▶ _Instructions to follow_: Extract the rows below word for word, starting with the first row and stopping after the row that contains "- paragraph-text: W sprawach".

▶ _Dataset_:
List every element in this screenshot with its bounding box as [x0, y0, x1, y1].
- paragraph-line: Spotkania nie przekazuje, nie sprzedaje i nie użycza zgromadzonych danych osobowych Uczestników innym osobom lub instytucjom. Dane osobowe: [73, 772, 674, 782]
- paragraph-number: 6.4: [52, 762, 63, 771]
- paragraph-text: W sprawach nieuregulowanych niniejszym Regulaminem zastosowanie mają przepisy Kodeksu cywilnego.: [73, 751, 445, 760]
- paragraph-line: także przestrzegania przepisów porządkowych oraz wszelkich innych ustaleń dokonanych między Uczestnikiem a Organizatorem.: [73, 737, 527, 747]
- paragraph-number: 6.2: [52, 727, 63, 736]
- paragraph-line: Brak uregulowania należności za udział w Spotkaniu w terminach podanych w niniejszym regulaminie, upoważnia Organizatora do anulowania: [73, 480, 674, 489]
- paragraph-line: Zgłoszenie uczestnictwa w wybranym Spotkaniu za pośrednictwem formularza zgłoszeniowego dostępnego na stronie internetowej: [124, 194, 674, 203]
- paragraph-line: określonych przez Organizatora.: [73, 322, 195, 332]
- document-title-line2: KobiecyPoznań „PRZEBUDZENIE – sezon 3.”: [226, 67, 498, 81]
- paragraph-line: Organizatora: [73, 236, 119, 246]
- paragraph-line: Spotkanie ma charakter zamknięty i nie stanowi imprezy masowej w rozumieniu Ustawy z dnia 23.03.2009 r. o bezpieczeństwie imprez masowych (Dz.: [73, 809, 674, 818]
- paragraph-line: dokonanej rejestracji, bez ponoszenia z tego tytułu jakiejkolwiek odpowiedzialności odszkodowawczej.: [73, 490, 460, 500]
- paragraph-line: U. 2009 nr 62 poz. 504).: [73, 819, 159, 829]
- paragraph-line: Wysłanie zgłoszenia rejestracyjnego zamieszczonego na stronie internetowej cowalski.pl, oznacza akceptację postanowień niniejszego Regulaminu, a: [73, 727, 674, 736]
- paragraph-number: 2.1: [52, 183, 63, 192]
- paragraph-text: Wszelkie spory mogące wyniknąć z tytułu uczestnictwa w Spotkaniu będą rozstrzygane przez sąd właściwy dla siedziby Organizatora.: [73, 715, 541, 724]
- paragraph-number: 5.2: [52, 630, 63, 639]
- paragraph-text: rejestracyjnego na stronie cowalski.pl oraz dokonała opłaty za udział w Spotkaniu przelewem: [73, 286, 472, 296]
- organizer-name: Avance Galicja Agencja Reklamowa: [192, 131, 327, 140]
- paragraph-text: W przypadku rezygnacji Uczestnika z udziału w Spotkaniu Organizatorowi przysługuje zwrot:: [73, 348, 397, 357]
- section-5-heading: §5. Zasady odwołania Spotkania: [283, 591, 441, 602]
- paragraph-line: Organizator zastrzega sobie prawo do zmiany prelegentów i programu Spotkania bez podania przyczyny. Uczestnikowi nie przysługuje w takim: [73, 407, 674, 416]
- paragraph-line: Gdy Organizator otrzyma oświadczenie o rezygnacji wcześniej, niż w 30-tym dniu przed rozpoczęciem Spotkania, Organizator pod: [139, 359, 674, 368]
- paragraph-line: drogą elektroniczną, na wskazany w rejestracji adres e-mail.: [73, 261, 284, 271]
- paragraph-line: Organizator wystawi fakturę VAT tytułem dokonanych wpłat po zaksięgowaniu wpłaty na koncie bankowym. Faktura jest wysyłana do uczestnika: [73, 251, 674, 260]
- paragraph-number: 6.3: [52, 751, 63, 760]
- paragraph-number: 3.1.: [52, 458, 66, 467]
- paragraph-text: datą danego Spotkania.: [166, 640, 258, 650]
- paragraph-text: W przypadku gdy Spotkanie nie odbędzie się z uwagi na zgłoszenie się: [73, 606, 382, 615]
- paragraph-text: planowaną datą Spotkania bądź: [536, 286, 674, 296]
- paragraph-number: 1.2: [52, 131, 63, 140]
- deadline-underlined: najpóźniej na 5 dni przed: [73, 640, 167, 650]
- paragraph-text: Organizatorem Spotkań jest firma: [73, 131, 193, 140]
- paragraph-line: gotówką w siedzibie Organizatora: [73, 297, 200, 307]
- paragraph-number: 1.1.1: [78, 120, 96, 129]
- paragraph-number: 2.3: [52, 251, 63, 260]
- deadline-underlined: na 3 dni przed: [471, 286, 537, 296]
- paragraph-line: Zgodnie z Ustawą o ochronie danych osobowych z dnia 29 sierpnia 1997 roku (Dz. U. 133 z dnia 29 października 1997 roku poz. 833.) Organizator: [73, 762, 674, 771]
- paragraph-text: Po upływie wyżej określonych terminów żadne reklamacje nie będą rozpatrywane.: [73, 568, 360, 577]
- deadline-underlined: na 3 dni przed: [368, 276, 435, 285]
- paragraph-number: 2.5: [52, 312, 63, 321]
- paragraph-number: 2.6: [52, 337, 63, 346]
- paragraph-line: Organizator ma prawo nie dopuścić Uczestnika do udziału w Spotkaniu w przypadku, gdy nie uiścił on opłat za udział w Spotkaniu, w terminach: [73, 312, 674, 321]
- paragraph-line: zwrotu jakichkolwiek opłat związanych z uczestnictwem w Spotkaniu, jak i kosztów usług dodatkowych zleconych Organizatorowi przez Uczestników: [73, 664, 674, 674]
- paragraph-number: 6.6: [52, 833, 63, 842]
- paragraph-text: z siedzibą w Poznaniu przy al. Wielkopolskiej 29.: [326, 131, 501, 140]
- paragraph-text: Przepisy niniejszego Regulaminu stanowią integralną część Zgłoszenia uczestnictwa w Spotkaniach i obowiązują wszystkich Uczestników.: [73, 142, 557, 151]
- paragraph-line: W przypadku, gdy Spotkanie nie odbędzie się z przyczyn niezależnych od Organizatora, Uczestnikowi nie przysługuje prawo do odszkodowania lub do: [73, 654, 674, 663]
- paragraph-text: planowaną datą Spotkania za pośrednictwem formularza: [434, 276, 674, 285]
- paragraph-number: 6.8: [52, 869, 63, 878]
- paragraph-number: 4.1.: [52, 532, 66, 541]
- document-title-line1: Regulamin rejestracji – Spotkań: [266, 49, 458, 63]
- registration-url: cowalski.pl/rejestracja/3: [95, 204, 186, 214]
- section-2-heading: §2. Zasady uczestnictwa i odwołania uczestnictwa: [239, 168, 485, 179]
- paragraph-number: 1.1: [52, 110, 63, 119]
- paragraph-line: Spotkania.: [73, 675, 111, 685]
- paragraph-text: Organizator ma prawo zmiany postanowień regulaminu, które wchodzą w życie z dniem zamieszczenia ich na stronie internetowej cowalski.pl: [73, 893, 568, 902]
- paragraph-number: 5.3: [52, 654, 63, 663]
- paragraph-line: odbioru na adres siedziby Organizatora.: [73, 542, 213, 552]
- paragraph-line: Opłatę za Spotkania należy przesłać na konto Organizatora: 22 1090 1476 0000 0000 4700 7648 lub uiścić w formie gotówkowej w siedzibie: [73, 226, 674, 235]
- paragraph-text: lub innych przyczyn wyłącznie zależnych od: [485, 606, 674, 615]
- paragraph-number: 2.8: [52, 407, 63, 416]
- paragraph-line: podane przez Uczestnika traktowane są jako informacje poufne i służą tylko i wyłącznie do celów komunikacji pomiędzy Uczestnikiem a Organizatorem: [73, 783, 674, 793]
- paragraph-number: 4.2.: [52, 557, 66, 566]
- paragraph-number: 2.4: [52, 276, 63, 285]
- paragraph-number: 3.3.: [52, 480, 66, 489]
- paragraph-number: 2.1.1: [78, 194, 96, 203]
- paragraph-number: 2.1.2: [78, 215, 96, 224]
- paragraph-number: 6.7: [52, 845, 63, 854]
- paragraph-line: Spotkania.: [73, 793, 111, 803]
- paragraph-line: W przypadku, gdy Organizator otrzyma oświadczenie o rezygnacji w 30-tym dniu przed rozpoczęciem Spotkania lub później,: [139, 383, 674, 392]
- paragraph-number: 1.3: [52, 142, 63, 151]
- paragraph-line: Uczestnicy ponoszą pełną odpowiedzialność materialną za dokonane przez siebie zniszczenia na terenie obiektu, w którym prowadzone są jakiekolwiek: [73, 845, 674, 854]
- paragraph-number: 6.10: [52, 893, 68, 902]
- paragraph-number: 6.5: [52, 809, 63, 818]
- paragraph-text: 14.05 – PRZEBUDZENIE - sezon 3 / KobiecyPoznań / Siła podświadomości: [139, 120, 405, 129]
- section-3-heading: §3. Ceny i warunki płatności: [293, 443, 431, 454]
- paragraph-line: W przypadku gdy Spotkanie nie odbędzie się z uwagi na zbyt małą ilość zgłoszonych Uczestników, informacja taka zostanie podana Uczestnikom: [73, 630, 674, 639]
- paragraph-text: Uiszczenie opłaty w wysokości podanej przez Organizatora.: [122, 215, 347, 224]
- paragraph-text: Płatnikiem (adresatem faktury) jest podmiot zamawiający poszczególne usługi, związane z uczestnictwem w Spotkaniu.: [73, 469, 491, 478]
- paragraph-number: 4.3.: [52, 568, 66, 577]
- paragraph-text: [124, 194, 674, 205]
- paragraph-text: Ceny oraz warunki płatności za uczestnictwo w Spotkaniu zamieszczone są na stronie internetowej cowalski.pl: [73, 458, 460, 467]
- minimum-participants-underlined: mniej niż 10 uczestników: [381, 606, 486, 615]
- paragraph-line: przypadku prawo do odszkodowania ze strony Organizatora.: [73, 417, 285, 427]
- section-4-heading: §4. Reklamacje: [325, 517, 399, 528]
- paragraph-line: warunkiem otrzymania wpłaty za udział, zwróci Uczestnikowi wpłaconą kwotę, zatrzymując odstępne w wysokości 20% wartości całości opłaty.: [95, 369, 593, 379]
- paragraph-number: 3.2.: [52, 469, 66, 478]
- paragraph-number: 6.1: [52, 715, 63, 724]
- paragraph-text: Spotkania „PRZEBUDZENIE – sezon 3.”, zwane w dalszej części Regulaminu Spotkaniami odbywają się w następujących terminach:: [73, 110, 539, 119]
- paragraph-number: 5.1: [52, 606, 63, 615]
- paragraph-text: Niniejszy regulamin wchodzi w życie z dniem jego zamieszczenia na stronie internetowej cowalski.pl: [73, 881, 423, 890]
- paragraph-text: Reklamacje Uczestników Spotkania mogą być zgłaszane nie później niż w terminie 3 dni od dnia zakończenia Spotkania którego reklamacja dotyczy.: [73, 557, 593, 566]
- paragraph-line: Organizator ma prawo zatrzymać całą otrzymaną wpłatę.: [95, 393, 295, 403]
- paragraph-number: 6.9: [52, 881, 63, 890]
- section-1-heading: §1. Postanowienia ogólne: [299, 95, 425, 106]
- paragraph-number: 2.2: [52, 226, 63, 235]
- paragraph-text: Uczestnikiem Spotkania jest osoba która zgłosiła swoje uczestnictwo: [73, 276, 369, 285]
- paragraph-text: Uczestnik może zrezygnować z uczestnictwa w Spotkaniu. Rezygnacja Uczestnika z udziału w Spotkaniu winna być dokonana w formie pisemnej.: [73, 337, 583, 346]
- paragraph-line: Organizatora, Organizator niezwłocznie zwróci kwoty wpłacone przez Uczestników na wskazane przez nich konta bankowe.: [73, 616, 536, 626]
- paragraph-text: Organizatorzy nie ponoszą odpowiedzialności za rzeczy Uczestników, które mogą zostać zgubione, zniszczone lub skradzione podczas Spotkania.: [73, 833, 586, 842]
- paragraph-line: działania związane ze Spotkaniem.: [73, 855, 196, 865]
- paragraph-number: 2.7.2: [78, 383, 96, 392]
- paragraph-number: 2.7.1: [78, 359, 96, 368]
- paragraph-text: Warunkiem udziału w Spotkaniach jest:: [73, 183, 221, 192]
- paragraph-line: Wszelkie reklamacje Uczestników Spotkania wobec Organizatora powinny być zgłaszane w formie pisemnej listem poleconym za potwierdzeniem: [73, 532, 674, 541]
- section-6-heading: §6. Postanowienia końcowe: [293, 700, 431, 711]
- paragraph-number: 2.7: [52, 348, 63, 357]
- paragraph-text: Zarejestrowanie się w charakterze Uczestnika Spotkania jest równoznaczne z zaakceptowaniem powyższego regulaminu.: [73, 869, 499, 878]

▶ _Answer for this exercise_:
List every element in this screenshot with its bounding box as [x0, y0, x1, y1].
- paragraph-line: Spotkania nie przekazuje, nie sprzedaje i nie użycza zgromadzonych danych osobowych Uczestników innym osobom lub instytucjom. Dane osobowe: [73, 772, 674, 782]
- paragraph-number: 6.4: [52, 762, 63, 771]
- paragraph-text: W sprawach nieuregulowanych niniejszym Regulaminem zastosowanie mają przepisy Kodeksu cywilnego.: [73, 751, 445, 760]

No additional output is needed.